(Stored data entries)

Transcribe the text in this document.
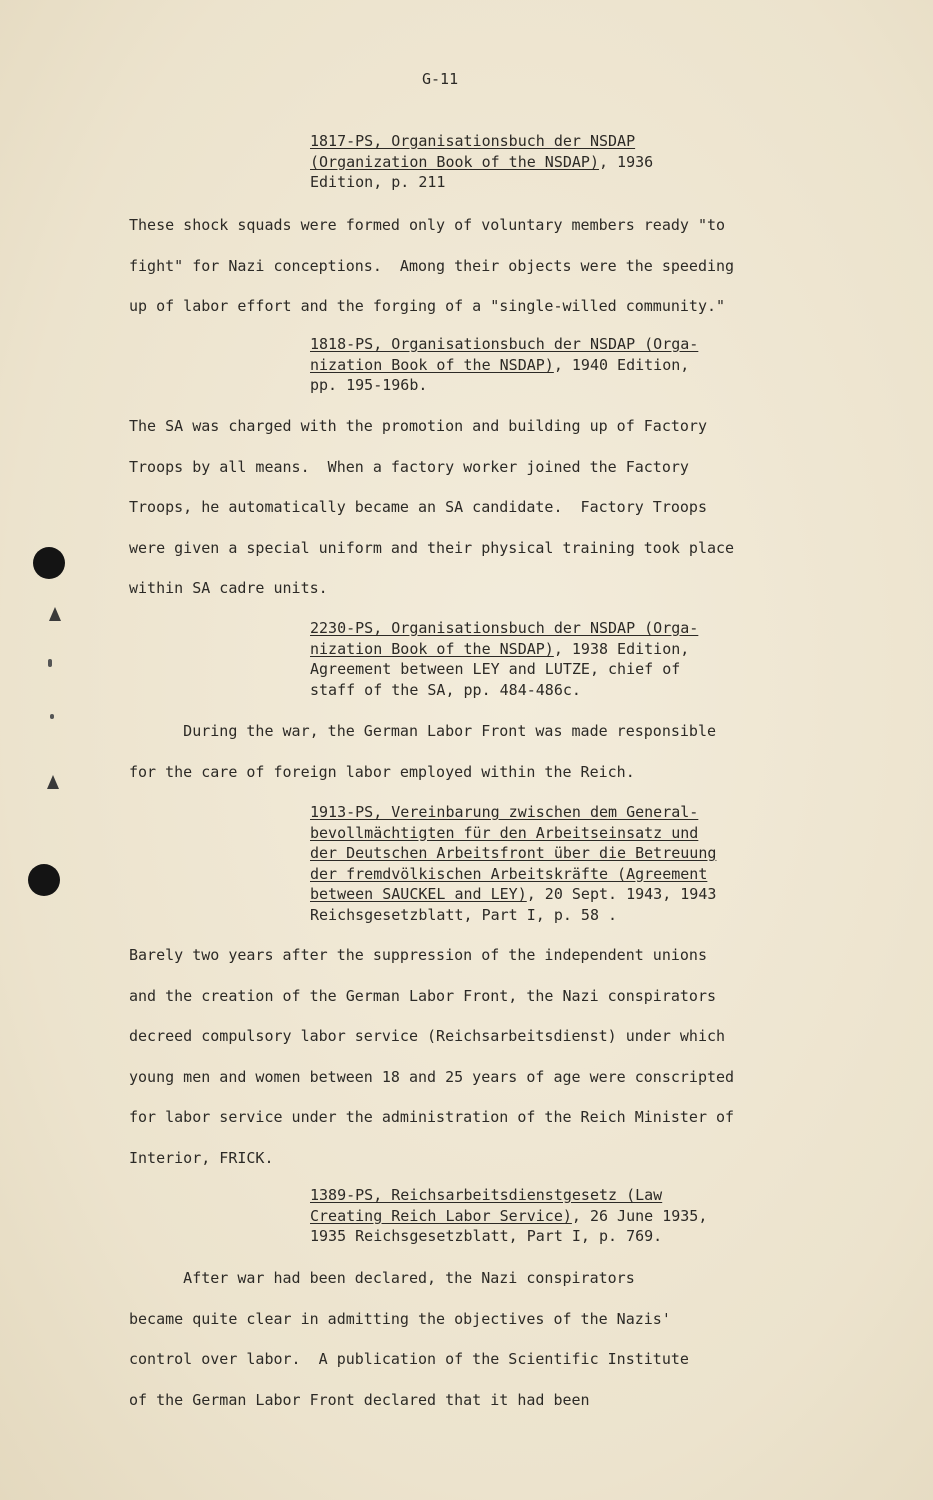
G-11
1817-PS, Organisationsbuch der NSDAP
(Organization Book of the NSDAP), 1936
Edition, p. 211
These shock squads were formed only of voluntary members ready "to
fight" for Nazi conceptions.  Among their objects were the speeding
up of labor effort and the forging of a "single-willed community."
1818-PS, Organisationsbuch der NSDAP (Orga-
nization Book of the NSDAP), 1940 Edition,
pp. 195-196b.
The SA was charged with the promotion and building up of Factory
Troops by all means.  When a factory worker joined the Factory
Troops, he automatically became an SA candidate.  Factory Troops
were given a special uniform and their physical training took place
within SA cadre units.
2230-PS, Organisationsbuch der NSDAP (Orga-
nization Book of the NSDAP), 1938 Edition,
Agreement between LEY and LUTZE, chief of
staff of the SA, pp. 484-486c.
During the war, the German Labor Front was made responsible
for the care of foreign labor employed within the Reich.
1913-PS, Vereinbarung zwischen dem General-
bevollmächtigten für den Arbeitseinsatz und
der Deutschen Arbeitsfront über die Betreuung
der fremdvölkischen Arbeitskräfte (Agreement
between SAUCKEL and LEY), 20 Sept. 1943, 1943
Reichsgesetzblatt, Part I, p. 58 .
Barely two years after the suppression of the independent unions
and the creation of the German Labor Front, the Nazi conspirators
decreed compulsory labor service (Reichsarbeitsdienst) under which
young men and women between 18 and 25 years of age were conscripted
for labor service under the administration of the Reich Minister of
Interior, FRICK.
1389-PS, Reichsarbeitsdienstgesetz (Law
Creating Reich Labor Service), 26 June 1935,
1935 Reichsgesetzblatt, Part I, p. 769.
After war had been declared, the Nazi conspirators
became quite clear in admitting the objectives of the Nazis'
control over labor.  A publication of the Scientific Institute
of the German Labor Front declared that it had been
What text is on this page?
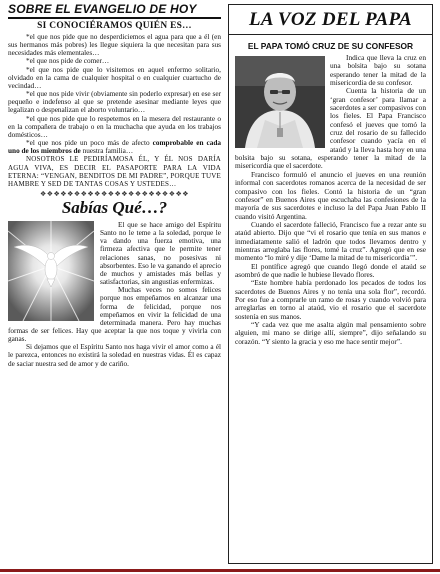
SOBRE EL EVANGELIO DE HOY
SI CONOCIÉRAMOS QUIÉN ES…

*el que nos pide que no desperdiciemos el agua para que a él (en sus hermanos más pobres) les llegue siquiera la que necesitan para sus necesidades más elementales…

*el que nos pide de comer…

*el que nos pide que lo visitemos en aquel enfermo solitario, olvidado en la cama de cualquier hospital o en cualquier cuartucho de vecindad…

*el que nos pide vivir (obviamente sin poderlo expresar) en ese ser pequeño e indefenso al que se pretende asesinar mediante leyes que legalizan o despenalizan el aborto voluntario…

*el que nos pide que lo respetemos en la mesera del restaurante o en la compañera de trabajo o en la muchacha que ayuda en los trabajos domésticos…

*el que nos pide un poco más de afecto comprobable en cada uno de los miembros de nuestra familia…

NOSOTROS LE PEDIRÍAMOSA ÉL, Y ÉL NOS DARÍA AGUA VIVA, ES DECIR EL PASAPORTE PARA LA VIDA ETERNA: “VENGAN, BENDITOS DE MI PADRE”, PORQUE TUVE HAMBRE Y SED DE TANTAS COSAS Y USTEDES…

❖❖❖❖❖❖❖❖❖❖❖❖❖❖❖❖❖❖❖❖❖❖
Sabías Qué…?

El que se hace amigo del Espíritu Santo no le teme a la soledad, porque le va dando una fuerza emotiva, una firmeza afectiva que le permite tener relaciones sanas, no posesivas ni absorbentes. Eso le va ganando el aprecio de muchos y amistades más bellas y satisfactorias, sin angustias enfermizas.

Muchas veces no somos felices porque nos empeñamos en alcanzar una forma de felicidad, porque nos empeñamos en vivir la felicidad de una determinada manera. Pero hay muchas formas de ser felices. Hay que aceptar la que nos toque y vivirla con ganas.

Si dejamos que el Espíritu Santo nos haga vivir el amor como a él le parezca, entonces no existirá la soledad en nuestras vidas. Él es capaz de saciar nuestra sed de amor y de cariño.

LA VOZ DEL PAPA
EL PAPA TOMÓ CRUZ DE SU CONFESOR

Indica que lleva la cruz en una bolsita bajo su sotana esperando tener la mitad de la misericordia de su confesor.

Cuenta la historia de un ‘gran confesor’ para llamar a sacerdotes a ser compasivos con los fieles. El Papa Francisco confesó el jueves que tomó la cruz del rosario de su fallecido confesor cuando yacía en el ataúd y la lleva hasta hoy en una bolsita bajo su sotana, esperando tener la mitad de la misericordia que el sacerdote.

Francisco formuló el anuncio el jueves en una reunión informal con sacerdotes romanos acerca de la necesidad de ser compasivo con los fieles. Contó la historia de un “gran confesor” en Buenos Aires que escuchaba las confesiones de la mayoría de sus sacerdotes e incluso la del Papa Juan Pablo II cuando visitó Argentina.

Cuando el sacerdote falleció, Francisco fue a rezar ante su ataúd abierto. Dijo que “vi el rosario que tenía en sus manos e inmediatamente salió el ladrón que todos llevamos dentro y mientras arreglaba las flores, tomé la cruz”. Agregó que en ese momento “lo miré y dije ‘Dame la mitad de tu misericordia’”.

El pontífice agregó que cuando llegó donde el ataúd se asombró de que nadie le hubiese llevado flores.

“Este hombre había perdonado los pecados de todos los sacerdotes de Buenos Aires y no tenía una sola flor”, recordó. Por eso fue a comprarle un ramo de rosas y cuando volvió para arreglarlas en torno al ataúd, vio el rosario que el sacerdote sostenía en sus manos.

“Y cada vez que me asalta algún mal pensamiento sobre alguien, mi mano se dirige allí, siempre”, dijo señalando su corazón. “Y siento la gracia y eso me hace sentir mejor”.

- _INSTRUCTIONS TO FOLLOW_
Images should not appear in the copy; retype the listing above exactly.

- _RESULT OF THIS TASK_
Transcribe the text in this document.
G-11
1817-PS, Organisationsbuch der NSDAP
(Organization Book of the NSDAP), 1936
Edition, p. 211
These shock squads were formed only of voluntary members ready "to
fight" for Nazi conceptions.  Among their objects were the speeding
up of labor effort and the forging of a "single-willed community."
1818-PS, Organisationsbuch der NSDAP (Orga-
nization Book of the NSDAP), 1940 Edition,
pp. 195-196b.
The SA was charged with the promotion and building up of Factory
Troops by all means.  When a factory worker joined the Factory
Troops, he automatically became an SA candidate.  Factory Troops
were given a special uniform and their physical training took place
within SA cadre units.
2230-PS, Organisationsbuch der NSDAP (Orga-
nization Book of the NSDAP), 1938 Edition,
Agreement between LEY and LUTZE, chief of
staff of the SA, pp. 484-486c.
During the war, the German Labor Front was made responsible
for the care of foreign labor employed within the Reich.
1913-PS, Vereinbarung zwischen dem General-
bevollmächtigten für den Arbeitseinsatz und
der Deutschen Arbeitsfront über die Betreuung
der fremdvölkischen Arbeitskräfte (Agreement
between SAUCKEL and LEY), 20 Sept. 1943, 1943
Reichsgesetzblatt, Part I, p. 58 .
Barely two years after the suppression of the independent unions
and the creation of the German Labor Front, the Nazi conspirators
decreed compulsory labor service (Reichsarbeitsdienst) under which
young men and women between 18 and 25 years of age were conscripted
for labor service under the administration of the Reich Minister of
Interior, FRICK.
1389-PS, Reichsarbeitsdienstgesetz (Law
Creating Reich Labor Service), 26 June 1935,
1935 Reichsgesetzblatt, Part I, p. 769.
After war had been declared, the Nazi conspirators
became quite clear in admitting the objectives of the Nazis'
control over labor.  A publication of the Scientific Institute
of the German Labor Front declared that it had been
What text is on this page?
SOBRE EL EVANGELIO DE HOY
SI CONOCIÉRAMOS QUIÉN ES…

*el que nos pide que no desperdiciemos el agua para que a él (en sus hermanos más pobres) les llegue siquiera la que necesitan para sus necesidades más elementales…

*el que nos pide de comer…

*el que nos pide que lo visitemos en aquel enfermo solitario, olvidado en la cama de cualquier hospital o en cualquier cuartucho de vecindad…

*el que nos pide vivir (obviamente sin poderlo expresar) en ese ser pequeño e indefenso al que se pretende asesinar mediante leyes que legalizan o despenalizan el aborto voluntario…

*el que nos pide que lo respetemos en la mesera del restaurante o en la compañera de trabajo o en la muchacha que ayuda en los trabajos domésticos…

*el que nos pide un poco más de afecto comprobable en cada uno de los miembros de nuestra familia…

NOSOTROS LE PEDIRÍAMOSA ÉL, Y ÉL NOS DARÍA AGUA VIVA, ES DECIR EL PASAPORTE PARA LA VIDA ETERNA: “VENGAN, BENDITOS DE MI PADRE”, PORQUE TUVE HAMBRE Y SED DE TANTAS COSAS Y USTEDES…

❖❖❖❖❖❖❖❖❖❖❖❖❖❖❖❖❖❖❖❖❖❖
Sabías Qué…?

El que se hace amigo del Espíritu Santo no le teme a la soledad, porque le va dando una fuerza emotiva, una firmeza afectiva que le permite tener relaciones sanas, no posesivas ni absorbentes. Eso le va ganando el aprecio de muchos y amistades más bellas y satisfactorias, sin angustias enfermizas.

Muchas veces no somos felices porque nos empeñamos en alcanzar una forma de felicidad, porque nos empeñamos en vivir la felicidad de una determinada manera. Pero hay muchas formas de ser felices. Hay que aceptar la que nos toque y vivirla con ganas.

Si dejamos que el Espíritu Santo nos haga vivir el amor como a él le parezca, entonces no existirá la soledad en nuestras vidas. Él es capaz de saciar nuestra sed de amor y de cariño.

LA VOZ DEL PAPA
EL PAPA TOMÓ CRUZ DE SU CONFESOR

Indica que lleva la cruz en una bolsita bajo su sotana esperando tener la mitad de la misericordia de su confesor.

Cuenta la historia de un ‘gran confesor’ para llamar a sacerdotes a ser compasivos con los fieles. El Papa Francisco confesó el jueves que tomó la cruz del rosario de su fallecido confesor cuando yacía en el ataúd y la lleva hasta hoy en una bolsita bajo su sotana, esperando tener la mitad de la misericordia que el sacerdote.

Francisco formuló el anuncio el jueves en una reunión informal con sacerdotes romanos acerca de la necesidad de ser compasivo con los fieles. Contó la historia de un “gran confesor” en Buenos Aires que escuchaba las confesiones de la mayoría de sus sacerdotes e incluso la del Papa Juan Pablo II cuando visitó Argentina.

Cuando el sacerdote falleció, Francisco fue a rezar ante su ataúd abierto. Dijo que “vi el rosario que tenía en sus manos e inmediatamente salió el ladrón que todos llevamos dentro y mientras arreglaba las flores, tomé la cruz”. Agregó que en ese momento “lo miré y dije ‘Dame la mitad de tu misericordia’”.

El pontífice agregó que cuando llegó donde el ataúd se asombró de que nadie le hubiese llevado flores.

“Este hombre había perdonado los pecados de todos los sacerdotes de Buenos Aires y no tenía una sola flor”, recordó. Por eso fue a comprarle un ramo de rosas y cuando volvió para arreglarlas en torno al ataúd, vio el rosario que el sacerdote sostenía en sus manos.

“Y cada vez que me asalta algún mal pensamiento sobre alguien, mi mano se dirige allí, siempre”, dijo señalando su corazón. “Y siento la gracia y eso me hace sentir mejor”.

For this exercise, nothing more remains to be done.